-- Start of Data supplied --
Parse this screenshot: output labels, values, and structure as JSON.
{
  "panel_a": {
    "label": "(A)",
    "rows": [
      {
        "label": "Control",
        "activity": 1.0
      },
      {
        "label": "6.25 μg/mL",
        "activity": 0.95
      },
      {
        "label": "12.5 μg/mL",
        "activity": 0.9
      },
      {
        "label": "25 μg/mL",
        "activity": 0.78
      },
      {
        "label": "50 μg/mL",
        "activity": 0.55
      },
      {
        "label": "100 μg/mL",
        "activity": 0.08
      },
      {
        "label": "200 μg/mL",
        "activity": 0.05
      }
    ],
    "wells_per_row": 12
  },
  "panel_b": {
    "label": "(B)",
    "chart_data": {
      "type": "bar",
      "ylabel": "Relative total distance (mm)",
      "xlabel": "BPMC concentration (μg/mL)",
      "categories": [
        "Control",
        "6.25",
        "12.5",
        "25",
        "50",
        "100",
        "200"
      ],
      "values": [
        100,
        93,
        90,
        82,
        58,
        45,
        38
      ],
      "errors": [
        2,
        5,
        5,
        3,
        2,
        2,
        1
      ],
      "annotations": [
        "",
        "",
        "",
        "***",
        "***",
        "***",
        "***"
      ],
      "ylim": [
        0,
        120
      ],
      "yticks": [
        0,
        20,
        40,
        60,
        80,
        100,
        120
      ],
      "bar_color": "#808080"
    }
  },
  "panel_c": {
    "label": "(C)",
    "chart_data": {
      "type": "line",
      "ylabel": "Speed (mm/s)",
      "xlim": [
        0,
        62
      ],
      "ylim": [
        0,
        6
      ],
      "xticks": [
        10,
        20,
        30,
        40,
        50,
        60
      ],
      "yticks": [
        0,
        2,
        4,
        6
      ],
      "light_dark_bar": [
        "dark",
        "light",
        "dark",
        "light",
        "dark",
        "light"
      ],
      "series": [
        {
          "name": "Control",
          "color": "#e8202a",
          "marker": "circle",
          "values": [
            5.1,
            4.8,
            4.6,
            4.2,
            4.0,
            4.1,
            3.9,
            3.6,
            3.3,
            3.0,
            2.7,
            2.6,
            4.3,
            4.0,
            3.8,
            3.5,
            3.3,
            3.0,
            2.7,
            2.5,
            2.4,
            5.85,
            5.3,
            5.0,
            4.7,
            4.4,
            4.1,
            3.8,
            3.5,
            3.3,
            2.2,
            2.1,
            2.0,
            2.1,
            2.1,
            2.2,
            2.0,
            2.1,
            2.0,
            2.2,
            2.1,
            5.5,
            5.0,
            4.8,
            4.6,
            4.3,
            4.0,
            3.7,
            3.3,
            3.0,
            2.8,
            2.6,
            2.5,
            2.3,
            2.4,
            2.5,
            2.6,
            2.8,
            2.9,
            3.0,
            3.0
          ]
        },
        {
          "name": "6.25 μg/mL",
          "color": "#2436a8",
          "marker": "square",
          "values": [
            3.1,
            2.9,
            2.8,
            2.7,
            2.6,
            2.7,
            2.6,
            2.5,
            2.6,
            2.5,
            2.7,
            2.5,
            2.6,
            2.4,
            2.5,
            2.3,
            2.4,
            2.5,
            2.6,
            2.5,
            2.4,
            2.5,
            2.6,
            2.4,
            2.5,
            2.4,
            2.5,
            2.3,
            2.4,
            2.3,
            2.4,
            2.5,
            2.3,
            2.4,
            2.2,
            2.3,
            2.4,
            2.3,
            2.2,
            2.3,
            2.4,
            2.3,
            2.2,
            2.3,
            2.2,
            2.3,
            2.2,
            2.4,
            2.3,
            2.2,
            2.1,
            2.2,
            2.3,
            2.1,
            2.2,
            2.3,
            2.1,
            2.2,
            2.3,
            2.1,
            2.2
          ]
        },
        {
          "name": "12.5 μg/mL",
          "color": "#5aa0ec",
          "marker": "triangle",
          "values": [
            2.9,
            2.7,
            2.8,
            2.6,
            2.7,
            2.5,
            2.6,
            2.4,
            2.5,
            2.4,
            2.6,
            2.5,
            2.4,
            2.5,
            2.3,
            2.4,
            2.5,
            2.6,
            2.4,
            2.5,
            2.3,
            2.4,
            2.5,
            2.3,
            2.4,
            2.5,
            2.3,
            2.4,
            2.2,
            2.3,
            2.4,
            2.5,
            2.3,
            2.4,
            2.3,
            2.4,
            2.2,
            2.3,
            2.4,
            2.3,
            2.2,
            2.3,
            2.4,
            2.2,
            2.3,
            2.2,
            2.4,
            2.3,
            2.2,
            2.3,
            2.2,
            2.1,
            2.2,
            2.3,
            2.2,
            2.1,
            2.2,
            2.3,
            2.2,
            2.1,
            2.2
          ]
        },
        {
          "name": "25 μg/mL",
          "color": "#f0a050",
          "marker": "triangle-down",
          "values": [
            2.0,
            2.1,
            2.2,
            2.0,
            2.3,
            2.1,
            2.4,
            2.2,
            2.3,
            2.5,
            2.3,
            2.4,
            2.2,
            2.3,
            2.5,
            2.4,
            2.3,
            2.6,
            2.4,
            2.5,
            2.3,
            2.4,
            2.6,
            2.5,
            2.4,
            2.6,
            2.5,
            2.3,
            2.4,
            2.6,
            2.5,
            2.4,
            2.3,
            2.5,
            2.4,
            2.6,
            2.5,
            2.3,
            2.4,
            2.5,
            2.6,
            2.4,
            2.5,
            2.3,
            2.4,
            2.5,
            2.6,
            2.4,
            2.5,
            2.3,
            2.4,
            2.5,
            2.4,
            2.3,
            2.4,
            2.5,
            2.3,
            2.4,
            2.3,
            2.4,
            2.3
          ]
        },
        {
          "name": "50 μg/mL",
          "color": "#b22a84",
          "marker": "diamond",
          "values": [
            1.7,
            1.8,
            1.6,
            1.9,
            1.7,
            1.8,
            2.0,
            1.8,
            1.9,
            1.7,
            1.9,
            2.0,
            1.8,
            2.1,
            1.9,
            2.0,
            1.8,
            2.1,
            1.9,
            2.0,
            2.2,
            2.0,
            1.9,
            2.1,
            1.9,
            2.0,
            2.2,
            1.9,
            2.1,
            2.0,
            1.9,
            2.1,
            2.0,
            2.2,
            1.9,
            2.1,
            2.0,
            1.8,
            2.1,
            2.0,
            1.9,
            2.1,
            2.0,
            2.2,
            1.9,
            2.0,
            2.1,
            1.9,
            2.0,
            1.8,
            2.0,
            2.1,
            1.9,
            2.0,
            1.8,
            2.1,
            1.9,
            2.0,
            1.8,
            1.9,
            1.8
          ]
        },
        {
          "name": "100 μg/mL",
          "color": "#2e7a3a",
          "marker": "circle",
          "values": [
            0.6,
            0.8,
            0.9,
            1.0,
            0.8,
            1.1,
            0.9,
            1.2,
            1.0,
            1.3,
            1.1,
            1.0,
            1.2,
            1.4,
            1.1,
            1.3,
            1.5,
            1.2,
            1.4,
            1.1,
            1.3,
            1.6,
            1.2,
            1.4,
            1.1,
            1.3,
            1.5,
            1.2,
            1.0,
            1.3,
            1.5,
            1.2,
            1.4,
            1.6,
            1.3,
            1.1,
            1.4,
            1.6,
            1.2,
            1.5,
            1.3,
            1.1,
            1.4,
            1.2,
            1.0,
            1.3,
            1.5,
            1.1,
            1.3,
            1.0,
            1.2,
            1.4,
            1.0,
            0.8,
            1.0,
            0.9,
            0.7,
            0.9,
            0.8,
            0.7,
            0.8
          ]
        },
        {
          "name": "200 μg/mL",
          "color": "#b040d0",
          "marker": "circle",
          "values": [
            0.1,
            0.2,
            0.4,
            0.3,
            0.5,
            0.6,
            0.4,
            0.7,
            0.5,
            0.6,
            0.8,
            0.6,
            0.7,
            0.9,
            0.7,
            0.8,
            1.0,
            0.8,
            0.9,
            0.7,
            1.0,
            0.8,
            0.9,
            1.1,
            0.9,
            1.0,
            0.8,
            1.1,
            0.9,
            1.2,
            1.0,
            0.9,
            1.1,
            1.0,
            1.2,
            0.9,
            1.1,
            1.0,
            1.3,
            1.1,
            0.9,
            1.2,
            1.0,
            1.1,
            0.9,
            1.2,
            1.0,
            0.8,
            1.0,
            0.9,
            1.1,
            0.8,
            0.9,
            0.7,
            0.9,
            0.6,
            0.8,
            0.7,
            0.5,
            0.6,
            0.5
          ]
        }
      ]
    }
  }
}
-- End of Data supplied --
● Task to complete: In the records above, find each line with the word "name" and copy it.

● Reply to the exercise:
          "name": "Control",
          "name": "6.25 μg/mL",
          "name": "12.5 μg/mL",
          "name": "25 μg/mL",
          "name": "50 μg/mL",
          "name": "100 μg/mL",
          "name": "200 μg/mL",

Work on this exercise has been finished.